* WHAT IS BEING ASKED: Select, from the material below, each line with "generic" in it.

·····

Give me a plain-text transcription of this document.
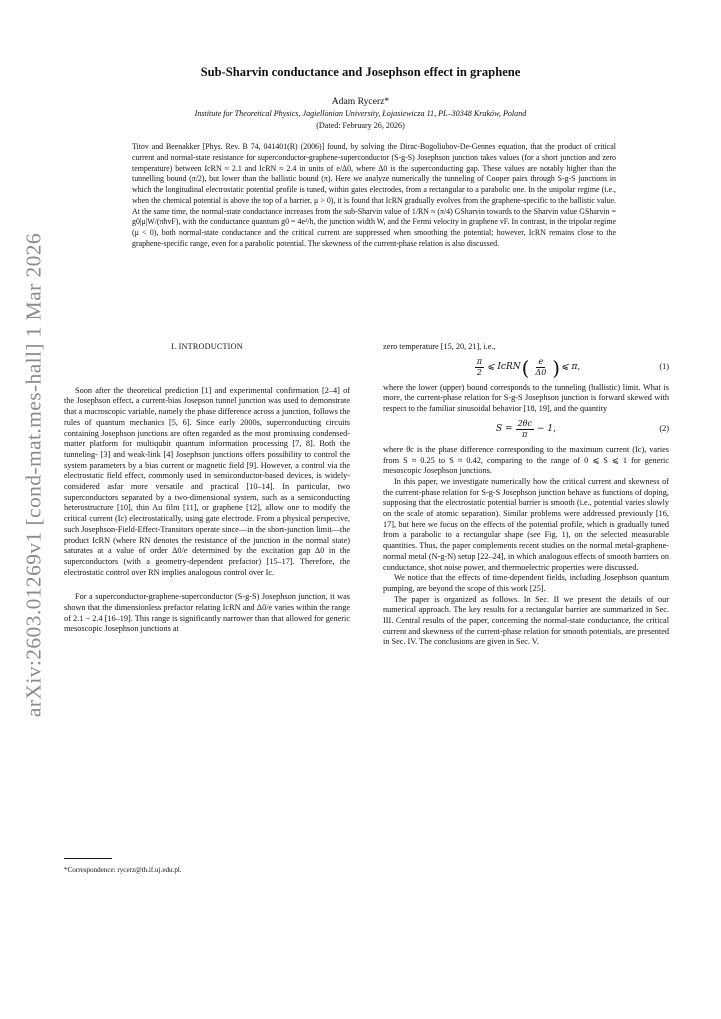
arXiv:2603.01269v1 [cond-mat.mes-hall] 1 Mar 2026
Sub-Sharvin conductance and Josephson effect in graphene
Adam Rycerz*
Institute for Theoretical Physics, Jagiellonian University, Łojasiewicza 11, PL–30348 Kraków, Poland
(Dated: February 26, 2026)

Titov and Beenakker [Phys. Rev. B 74, 041401(R) (2006)] found, by solving the Dirac-Bogoliubov-De-Gennes equation, that the product of critical current and normal-state resistance for superconductor-graphene-superconductor (S-g-S) Josephson junction takes values (for a short junction and zero temperature) between IcRN ≈ 2.1 and IcRN ≈ 2.4 in units of e/Δ0, where Δ0 is the superconducting gap. These values are notably higher than the tunnelling bound (π/2), but lower than the ballistic bound (π). Here we analyze numerically the tunneling of Cooper pairs through S-g-S junctions in which the longitudinal electrostatic potential profile is tuned, within gates electrodes, from a rectangular to a parabolic one. In the unipolar regime (i.e., when the chemical potential is above the top of a barrier, μ > 0), it is found that IcRN gradually evolves from the graphene-specific to the ballistic value. At the same time, the normal-state conductance increases from the sub-Sharvin value of 1/RN ≈ (π/4) GSharvin towards to the Sharvin value GSharvin = g0|μ|W/(πħvF), with the conductance quantum g0 = 4e²/h, the junction width W, and the Fermi velocity in graphene vF. In contrast, in the tripolar regime (μ < 0), both normal-state conductance and the critical current are suppressed when smoothing the potential; however, IcRN remains close to the graphene-specific range, even for a parabolic potential. The skewness of the current-phase relation is also discussed.

I. INTRODUCTION

Soon after the theoretical prediction [1] and experimental confirmation [2–4] of the Josephson effect, a current-bias Josepson tunnel junction was used to demonstrate that a macroscopic variable, namely the phase difference across a junction, follows the rules of quantum mechanics [5, 6]. Since early 2000s, superconducting circuits containing Josephson junctions are often regarded as the most promissing condensed-matter platform for multiqubit quantum information processing [7, 8]. Both the tunneling- [3] and weak-link [4] Josephson junctions offers possibility to control the system parameters by a bias current or magnetic field [9]. However, a control via the electrostatic field effect, commonly used in semiconductor-based devices, is widely-considered asfar more versatile and practical [10–14]. In particular, two superconductors separated by a two-dimensional system, such as a semiconducting heterostructure [10], thin Au film [11], or graphene [12], allow one to modify the critical current (Ic) electrostatically, using gate electrode. From a physical perspecive, such Josephson-Field-Effect-Transitors operate since—in the short-junction limit—the product IcRN (where RN denotes the resistance of the junction in the normal state) saturates at a value of order Δ0/e determined by the excitation gap Δ0 in the superconductors (with a geometry-dependent prefactor) [15–17]. Therefore, the electrostatic control over RN implies analogous control over Ic.

For a superconductor-graphene-superconductor (S-g-S) Josephson junction, it was shown that the dimensionless prefactor relating IcRN and Δ0/e varies within the range of 2.1 − 2.4 [16–19]. This range is significantly narrower than that allowed for generic mesoscopic Josephson junctions at

zero temperature [15, 20, 21], i.e.,

$\frac{\pi}{2}$ ⩽ IcRN ( $\frac{e}{\Delta 0}$ ) ⩽ π,	(1)

where the lower (upper) bound corresponds to the tunneling (ballistic) limit. What is more, the current-phase relation for S-g-S Josephson junction is forward skewed with respect to the familiar sinusoidal behavior [18, 19], and the quantity

$S = \frac{2\theta c}{\pi} - 1$,	(2)

where θc is the phase difference corresponding to the maximum current (Ic), varies from S ≈ 0.25 to S ≈ 0.42, comparing to the range of 0 ⩽ S ⩽ 1 for generic mesoscopic Josephson junctions.

In this paper, we investigate numerically how the critical current and skewness of the current-phase relation for S-g-S Josephson junction behave as functions of doping, supposing that the electrostatic potential barrier is smooth (i.e., potential varies slowly on the scale of atomic separation). Similar problems were addressed previously [16, 17], but here we focus on the effects of the potential profile, which is gradually tuned from a parabolic to a rectangular shape (see Fig. 1), on the selected measurable quantities. Thus, the paper complements recent studies on the normal metal-graphene-normal metal (N-g-N) setup [22–24], in which analogous effects of smooth barriers on conductance, shot noise power, and thermoelectric properties were discussed.

We notice that the effects of time-dependent fields, including Josephson quantum pumping, are beyond the scope of this work [25].

The paper is organized as follows. In Sec. II we present the details of our numerical approach. The key results for a rectangular barrier are summarized in Sec. III. Central results of the paper, concerning the normal-state conductance, the critical current and skewness of the current-phase relation for smooth potentials, are presented in Sec. IV. The conclusions are given in Sec. V.

*Correspondence: rycerz@th.if.uj.edu.pl.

·····

* OUTPUT OF THE EXERCISE:
For a superconductor-graphene-superconductor (S-g-S) Josephson junction, it was shown that the dimensionless prefactor relating IcRN and Δ0/e varies within the range of 2.1 − 2.4 [16–19]. This range is significantly narrower than that allowed for generic mesoscopic Josephson junctions at
where θc is the phase difference corresponding to the maximum current (Ic), varies from S ≈ 0.25 to S ≈ 0.42, comparing to the range of 0 ⩽ S ⩽ 1 for generic mesoscopic Josephson junctions.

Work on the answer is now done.